## WHAT THE EXERCISE ASKS
Could you repeat the records below exactly, leaving out any pictures?

## Stored items from a collection
################

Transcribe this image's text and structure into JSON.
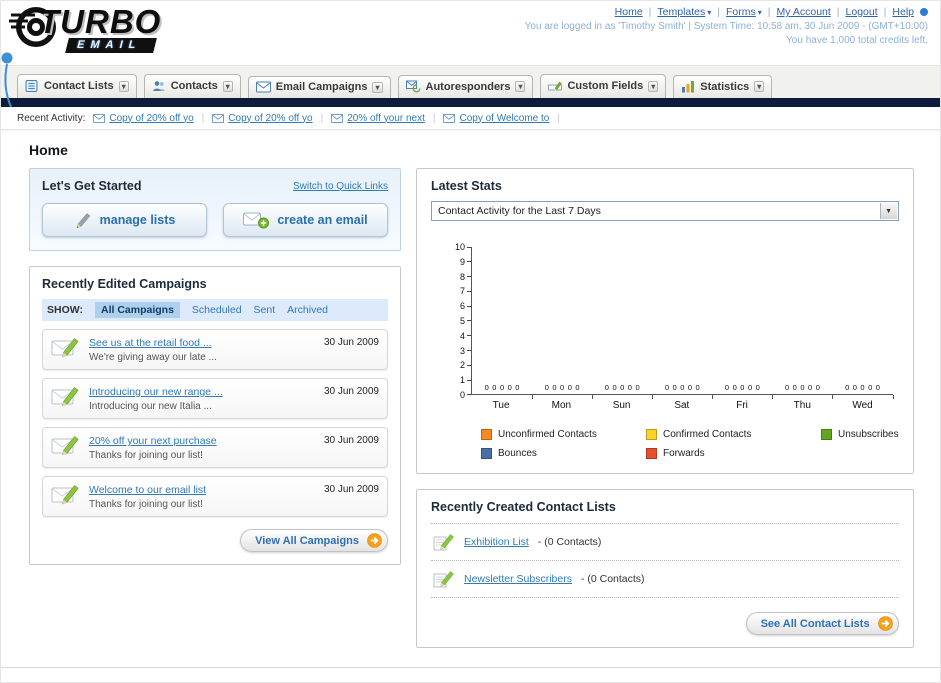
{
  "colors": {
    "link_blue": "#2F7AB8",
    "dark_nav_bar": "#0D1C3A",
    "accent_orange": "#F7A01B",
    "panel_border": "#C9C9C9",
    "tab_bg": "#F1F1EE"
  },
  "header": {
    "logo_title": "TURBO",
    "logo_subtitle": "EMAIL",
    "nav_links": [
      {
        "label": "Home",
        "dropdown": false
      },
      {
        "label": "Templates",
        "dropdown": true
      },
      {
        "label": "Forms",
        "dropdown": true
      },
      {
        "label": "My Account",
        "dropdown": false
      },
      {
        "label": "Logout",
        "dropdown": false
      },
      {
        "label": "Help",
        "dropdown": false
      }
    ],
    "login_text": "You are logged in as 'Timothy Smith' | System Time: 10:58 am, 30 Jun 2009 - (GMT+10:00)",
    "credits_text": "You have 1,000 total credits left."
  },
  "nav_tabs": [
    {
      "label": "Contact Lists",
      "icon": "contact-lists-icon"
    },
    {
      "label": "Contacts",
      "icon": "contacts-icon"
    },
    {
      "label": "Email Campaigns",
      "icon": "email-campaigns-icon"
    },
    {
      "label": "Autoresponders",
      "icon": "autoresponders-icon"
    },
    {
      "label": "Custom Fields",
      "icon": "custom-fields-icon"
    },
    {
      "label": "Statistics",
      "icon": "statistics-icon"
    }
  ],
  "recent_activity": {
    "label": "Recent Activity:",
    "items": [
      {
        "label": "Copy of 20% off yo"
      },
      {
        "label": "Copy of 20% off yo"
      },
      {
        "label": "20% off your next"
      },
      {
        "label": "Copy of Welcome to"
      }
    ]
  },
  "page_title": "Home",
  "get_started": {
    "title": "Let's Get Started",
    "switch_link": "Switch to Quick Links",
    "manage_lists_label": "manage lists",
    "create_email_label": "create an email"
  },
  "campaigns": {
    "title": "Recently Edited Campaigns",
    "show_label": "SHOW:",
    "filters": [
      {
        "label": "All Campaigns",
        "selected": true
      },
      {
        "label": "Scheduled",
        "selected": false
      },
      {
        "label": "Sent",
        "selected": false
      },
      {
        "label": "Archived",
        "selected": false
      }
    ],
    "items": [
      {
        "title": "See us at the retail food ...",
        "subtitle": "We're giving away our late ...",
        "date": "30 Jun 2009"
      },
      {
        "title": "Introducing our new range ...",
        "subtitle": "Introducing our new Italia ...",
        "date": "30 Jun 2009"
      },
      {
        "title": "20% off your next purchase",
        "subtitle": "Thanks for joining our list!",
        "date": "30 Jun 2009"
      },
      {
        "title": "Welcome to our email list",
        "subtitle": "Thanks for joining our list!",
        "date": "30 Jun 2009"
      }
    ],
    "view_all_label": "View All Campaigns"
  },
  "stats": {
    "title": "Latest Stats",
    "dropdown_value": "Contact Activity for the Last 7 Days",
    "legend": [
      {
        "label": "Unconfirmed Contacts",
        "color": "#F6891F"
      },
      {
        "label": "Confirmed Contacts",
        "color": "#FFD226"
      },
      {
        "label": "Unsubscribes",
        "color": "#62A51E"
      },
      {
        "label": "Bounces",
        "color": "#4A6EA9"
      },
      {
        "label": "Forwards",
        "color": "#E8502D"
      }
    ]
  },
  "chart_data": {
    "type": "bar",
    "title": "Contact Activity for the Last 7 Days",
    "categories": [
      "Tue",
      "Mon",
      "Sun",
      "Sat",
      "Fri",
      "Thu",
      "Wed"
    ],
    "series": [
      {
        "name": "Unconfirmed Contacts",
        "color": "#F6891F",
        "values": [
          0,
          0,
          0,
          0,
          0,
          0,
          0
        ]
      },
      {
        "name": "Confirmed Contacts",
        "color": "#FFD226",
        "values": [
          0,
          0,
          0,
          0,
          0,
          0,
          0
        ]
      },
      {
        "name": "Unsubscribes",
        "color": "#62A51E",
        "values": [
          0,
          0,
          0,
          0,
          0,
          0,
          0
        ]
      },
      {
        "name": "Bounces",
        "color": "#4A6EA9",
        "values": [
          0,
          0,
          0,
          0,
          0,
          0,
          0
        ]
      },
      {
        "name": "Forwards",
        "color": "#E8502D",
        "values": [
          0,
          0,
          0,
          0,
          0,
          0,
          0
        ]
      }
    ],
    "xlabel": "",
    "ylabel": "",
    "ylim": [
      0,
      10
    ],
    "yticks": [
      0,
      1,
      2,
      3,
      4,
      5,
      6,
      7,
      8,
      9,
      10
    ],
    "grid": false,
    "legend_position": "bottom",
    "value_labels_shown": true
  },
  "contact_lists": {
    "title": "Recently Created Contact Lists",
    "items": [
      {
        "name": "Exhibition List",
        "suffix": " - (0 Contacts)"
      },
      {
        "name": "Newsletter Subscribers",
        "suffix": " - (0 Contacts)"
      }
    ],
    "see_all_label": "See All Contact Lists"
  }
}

################

## COMPLETE OUTPUT
Transcribe this image's text and structure into JSON.
{
  "colors": {
    "link_blue": "#2F7AB8",
    "dark_nav_bar": "#0D1C3A",
    "accent_orange": "#F7A01B",
    "panel_border": "#C9C9C9",
    "tab_bg": "#F1F1EE"
  },
  "header": {
    "logo_title": "TURBO",
    "logo_subtitle": "EMAIL",
    "nav_links": [
      {
        "label": "Home",
        "dropdown": false
      },
      {
        "label": "Templates",
        "dropdown": true
      },
      {
        "label": "Forms",
        "dropdown": true
      },
      {
        "label": "My Account",
        "dropdown": false
      },
      {
        "label": "Logout",
        "dropdown": false
      },
      {
        "label": "Help",
        "dropdown": false
      }
    ],
    "login_text": "You are logged in as 'Timothy Smith' | System Time: 10:58 am, 30 Jun 2009 - (GMT+10:00)",
    "credits_text": "You have 1,000 total credits left."
  },
  "nav_tabs": [
    {
      "label": "Contact Lists",
      "icon": "contact-lists-icon"
    },
    {
      "label": "Contacts",
      "icon": "contacts-icon"
    },
    {
      "label": "Email Campaigns",
      "icon": "email-campaigns-icon"
    },
    {
      "label": "Autoresponders",
      "icon": "autoresponders-icon"
    },
    {
      "label": "Custom Fields",
      "icon": "custom-fields-icon"
    },
    {
      "label": "Statistics",
      "icon": "statistics-icon"
    }
  ],
  "recent_activity": {
    "label": "Recent Activity:",
    "items": [
      {
        "label": "Copy of 20% off yo"
      },
      {
        "label": "Copy of 20% off yo"
      },
      {
        "label": "20% off your next"
      },
      {
        "label": "Copy of Welcome to"
      }
    ]
  },
  "page_title": "Home",
  "get_started": {
    "title": "Let's Get Started",
    "switch_link": "Switch to Quick Links",
    "manage_lists_label": "manage lists",
    "create_email_label": "create an email"
  },
  "campaigns": {
    "title": "Recently Edited Campaigns",
    "show_label": "SHOW:",
    "filters": [
      {
        "label": "All Campaigns",
        "selected": true
      },
      {
        "label": "Scheduled",
        "selected": false
      },
      {
        "label": "Sent",
        "selected": false
      },
      {
        "label": "Archived",
        "selected": false
      }
    ],
    "items": [
      {
        "title": "See us at the retail food ...",
        "subtitle": "We're giving away our late ...",
        "date": "30 Jun 2009"
      },
      {
        "title": "Introducing our new range ...",
        "subtitle": "Introducing our new Italia ...",
        "date": "30 Jun 2009"
      },
      {
        "title": "20% off your next purchase",
        "subtitle": "Thanks for joining our list!",
        "date": "30 Jun 2009"
      },
      {
        "title": "Welcome to our email list",
        "subtitle": "Thanks for joining our list!",
        "date": "30 Jun 2009"
      }
    ],
    "view_all_label": "View All Campaigns"
  },
  "stats": {
    "title": "Latest Stats",
    "dropdown_value": "Contact Activity for the Last 7 Days",
    "legend": [
      {
        "label": "Unconfirmed Contacts",
        "color": "#F6891F"
      },
      {
        "label": "Confirmed Contacts",
        "color": "#FFD226"
      },
      {
        "label": "Unsubscribes",
        "color": "#62A51E"
      },
      {
        "label": "Bounces",
        "color": "#4A6EA9"
      },
      {
        "label": "Forwards",
        "color": "#E8502D"
      }
    ]
  },
  "chart_data": {
    "type": "bar",
    "title": "Contact Activity for the Last 7 Days",
    "categories": [
      "Tue",
      "Mon",
      "Sun",
      "Sat",
      "Fri",
      "Thu",
      "Wed"
    ],
    "series": [
      {
        "name": "Unconfirmed Contacts",
        "color": "#F6891F",
        "values": [
          0,
          0,
          0,
          0,
          0,
          0,
          0
        ]
      },
      {
        "name": "Confirmed Contacts",
        "color": "#FFD226",
        "values": [
          0,
          0,
          0,
          0,
          0,
          0,
          0
        ]
      },
      {
        "name": "Unsubscribes",
        "color": "#62A51E",
        "values": [
          0,
          0,
          0,
          0,
          0,
          0,
          0
        ]
      },
      {
        "name": "Bounces",
        "color": "#4A6EA9",
        "values": [
          0,
          0,
          0,
          0,
          0,
          0,
          0
        ]
      },
      {
        "name": "Forwards",
        "color": "#E8502D",
        "values": [
          0,
          0,
          0,
          0,
          0,
          0,
          0
        ]
      }
    ],
    "xlabel": "",
    "ylabel": "",
    "ylim": [
      0,
      10
    ],
    "yticks": [
      0,
      1,
      2,
      3,
      4,
      5,
      6,
      7,
      8,
      9,
      10
    ],
    "grid": false,
    "legend_position": "bottom",
    "value_labels_shown": true
  },
  "contact_lists": {
    "title": "Recently Created Contact Lists",
    "items": [
      {
        "name": "Exhibition List",
        "suffix": " - (0 Contacts)"
      },
      {
        "name": "Newsletter Subscribers",
        "suffix": " - (0 Contacts)"
      }
    ],
    "see_all_label": "See All Contact Lists"
  }
}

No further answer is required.